Give only the number of lines below that contain the word "гигиенические".

** start Information given **

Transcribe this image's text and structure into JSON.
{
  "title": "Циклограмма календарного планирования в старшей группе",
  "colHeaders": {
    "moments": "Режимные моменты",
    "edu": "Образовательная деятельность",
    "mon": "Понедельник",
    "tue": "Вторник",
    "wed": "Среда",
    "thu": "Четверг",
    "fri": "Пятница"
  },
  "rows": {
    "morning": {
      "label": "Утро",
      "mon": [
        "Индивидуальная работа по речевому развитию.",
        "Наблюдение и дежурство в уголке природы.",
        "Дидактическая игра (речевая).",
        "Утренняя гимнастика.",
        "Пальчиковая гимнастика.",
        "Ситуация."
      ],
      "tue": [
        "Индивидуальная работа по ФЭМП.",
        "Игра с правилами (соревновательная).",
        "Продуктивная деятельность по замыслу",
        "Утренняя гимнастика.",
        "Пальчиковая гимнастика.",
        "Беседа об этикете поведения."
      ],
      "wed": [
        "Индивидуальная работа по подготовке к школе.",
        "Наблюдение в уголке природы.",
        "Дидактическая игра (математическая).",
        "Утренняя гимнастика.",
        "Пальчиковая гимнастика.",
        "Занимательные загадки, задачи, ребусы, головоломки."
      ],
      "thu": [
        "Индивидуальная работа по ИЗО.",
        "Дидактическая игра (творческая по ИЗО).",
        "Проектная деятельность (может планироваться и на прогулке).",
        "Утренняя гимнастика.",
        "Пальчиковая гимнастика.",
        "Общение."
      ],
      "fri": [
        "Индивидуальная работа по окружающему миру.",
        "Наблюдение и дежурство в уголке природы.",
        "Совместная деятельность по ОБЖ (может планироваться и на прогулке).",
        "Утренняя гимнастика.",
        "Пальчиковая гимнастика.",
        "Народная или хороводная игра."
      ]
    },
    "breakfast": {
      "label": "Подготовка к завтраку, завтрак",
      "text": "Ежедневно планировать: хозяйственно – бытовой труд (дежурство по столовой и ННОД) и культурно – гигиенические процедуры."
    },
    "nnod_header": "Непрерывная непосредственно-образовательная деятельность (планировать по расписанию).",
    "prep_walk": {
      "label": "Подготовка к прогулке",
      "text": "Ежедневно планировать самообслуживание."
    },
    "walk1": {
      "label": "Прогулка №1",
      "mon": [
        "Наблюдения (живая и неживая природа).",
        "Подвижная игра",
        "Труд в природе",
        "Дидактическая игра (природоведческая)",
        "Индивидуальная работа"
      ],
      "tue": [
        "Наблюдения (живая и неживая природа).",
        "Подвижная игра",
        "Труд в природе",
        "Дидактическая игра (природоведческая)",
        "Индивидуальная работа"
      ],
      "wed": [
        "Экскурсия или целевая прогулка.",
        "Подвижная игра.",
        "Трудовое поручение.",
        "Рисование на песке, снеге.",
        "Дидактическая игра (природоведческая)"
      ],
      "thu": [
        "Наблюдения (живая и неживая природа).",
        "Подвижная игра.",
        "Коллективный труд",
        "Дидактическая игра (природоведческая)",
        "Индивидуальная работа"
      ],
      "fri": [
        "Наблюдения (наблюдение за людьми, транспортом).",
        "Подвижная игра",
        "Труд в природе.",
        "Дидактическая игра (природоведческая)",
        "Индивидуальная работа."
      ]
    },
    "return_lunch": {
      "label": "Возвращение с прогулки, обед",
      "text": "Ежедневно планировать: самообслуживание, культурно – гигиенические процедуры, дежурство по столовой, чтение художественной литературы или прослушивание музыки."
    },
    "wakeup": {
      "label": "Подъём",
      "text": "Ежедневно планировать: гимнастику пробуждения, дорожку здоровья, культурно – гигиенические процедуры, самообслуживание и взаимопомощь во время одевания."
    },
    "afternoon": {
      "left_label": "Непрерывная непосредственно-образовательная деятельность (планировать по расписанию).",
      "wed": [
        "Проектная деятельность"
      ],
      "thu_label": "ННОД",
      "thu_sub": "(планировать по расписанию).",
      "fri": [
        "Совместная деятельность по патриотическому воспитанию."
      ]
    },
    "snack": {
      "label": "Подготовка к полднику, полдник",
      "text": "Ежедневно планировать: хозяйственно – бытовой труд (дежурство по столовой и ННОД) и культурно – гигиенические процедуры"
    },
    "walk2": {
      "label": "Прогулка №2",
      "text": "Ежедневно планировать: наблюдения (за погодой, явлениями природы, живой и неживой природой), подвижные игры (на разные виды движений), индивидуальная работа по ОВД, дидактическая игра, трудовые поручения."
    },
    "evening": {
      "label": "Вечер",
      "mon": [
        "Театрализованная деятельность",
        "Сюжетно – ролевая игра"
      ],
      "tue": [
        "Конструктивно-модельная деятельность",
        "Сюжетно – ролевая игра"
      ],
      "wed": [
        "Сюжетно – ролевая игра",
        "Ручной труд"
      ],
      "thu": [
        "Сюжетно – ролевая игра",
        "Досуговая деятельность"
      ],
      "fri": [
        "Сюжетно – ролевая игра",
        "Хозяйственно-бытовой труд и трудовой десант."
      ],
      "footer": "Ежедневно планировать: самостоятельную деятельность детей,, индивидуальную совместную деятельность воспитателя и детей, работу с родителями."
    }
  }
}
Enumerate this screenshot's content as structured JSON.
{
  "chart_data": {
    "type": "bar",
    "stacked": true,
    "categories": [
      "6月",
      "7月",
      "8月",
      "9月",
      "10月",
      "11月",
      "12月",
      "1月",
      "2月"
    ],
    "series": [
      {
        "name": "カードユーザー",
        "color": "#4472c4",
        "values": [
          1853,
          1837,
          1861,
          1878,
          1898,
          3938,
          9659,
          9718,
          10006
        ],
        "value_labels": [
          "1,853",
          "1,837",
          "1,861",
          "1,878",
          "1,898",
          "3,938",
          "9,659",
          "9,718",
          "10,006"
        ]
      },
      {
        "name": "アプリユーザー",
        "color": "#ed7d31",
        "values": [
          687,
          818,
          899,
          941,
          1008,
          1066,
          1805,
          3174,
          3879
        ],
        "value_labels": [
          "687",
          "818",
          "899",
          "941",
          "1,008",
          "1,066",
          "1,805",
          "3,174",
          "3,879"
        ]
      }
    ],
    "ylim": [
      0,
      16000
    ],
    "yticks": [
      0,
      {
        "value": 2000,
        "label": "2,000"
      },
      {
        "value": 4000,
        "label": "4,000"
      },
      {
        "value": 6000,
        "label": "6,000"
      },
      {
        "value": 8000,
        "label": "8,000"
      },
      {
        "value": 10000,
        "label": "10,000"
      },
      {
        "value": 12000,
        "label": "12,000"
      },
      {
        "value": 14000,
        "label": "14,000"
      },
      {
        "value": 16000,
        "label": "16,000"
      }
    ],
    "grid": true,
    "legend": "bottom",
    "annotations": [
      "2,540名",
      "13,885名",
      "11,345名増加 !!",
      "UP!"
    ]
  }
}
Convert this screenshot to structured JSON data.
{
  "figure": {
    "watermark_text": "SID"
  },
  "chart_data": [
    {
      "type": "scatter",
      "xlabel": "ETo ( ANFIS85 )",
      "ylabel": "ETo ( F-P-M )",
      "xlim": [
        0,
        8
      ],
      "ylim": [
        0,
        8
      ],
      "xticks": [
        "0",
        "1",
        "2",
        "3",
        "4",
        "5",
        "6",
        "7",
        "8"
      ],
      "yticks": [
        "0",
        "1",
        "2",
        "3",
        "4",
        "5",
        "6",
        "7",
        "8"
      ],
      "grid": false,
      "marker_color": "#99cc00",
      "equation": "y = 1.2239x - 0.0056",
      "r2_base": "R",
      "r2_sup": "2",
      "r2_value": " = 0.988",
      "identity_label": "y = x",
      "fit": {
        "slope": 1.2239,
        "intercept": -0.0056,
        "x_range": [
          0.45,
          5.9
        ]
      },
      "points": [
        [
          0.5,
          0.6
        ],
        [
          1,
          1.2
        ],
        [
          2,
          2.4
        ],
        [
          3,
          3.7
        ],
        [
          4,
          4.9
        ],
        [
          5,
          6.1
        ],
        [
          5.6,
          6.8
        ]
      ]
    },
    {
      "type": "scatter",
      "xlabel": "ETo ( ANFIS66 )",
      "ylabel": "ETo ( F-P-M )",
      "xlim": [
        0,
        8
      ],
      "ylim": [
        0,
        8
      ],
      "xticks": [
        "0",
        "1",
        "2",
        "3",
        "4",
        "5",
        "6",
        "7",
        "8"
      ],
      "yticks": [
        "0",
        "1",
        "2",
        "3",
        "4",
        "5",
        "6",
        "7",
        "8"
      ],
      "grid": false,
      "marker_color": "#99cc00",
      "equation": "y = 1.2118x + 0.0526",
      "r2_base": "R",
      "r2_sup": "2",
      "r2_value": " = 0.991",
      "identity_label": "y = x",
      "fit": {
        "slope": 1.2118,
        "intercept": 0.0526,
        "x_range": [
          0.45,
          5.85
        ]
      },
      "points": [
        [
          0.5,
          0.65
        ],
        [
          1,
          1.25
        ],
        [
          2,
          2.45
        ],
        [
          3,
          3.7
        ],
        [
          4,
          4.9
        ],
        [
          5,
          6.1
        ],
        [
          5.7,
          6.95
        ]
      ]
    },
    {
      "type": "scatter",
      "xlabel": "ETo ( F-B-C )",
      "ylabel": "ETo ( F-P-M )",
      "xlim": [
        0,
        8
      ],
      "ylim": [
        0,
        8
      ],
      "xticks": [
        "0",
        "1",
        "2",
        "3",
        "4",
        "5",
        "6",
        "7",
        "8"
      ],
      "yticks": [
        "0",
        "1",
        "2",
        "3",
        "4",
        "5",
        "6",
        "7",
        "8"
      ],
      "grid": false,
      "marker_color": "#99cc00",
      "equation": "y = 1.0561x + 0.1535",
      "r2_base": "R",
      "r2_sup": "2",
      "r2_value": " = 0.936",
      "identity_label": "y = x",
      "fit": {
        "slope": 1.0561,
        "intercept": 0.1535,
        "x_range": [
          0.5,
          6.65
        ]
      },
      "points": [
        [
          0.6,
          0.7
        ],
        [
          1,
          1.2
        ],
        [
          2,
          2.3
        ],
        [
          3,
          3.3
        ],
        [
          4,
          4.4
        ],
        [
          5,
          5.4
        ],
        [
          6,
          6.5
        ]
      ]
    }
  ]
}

** end Information given **

_Solution for this problem_. 4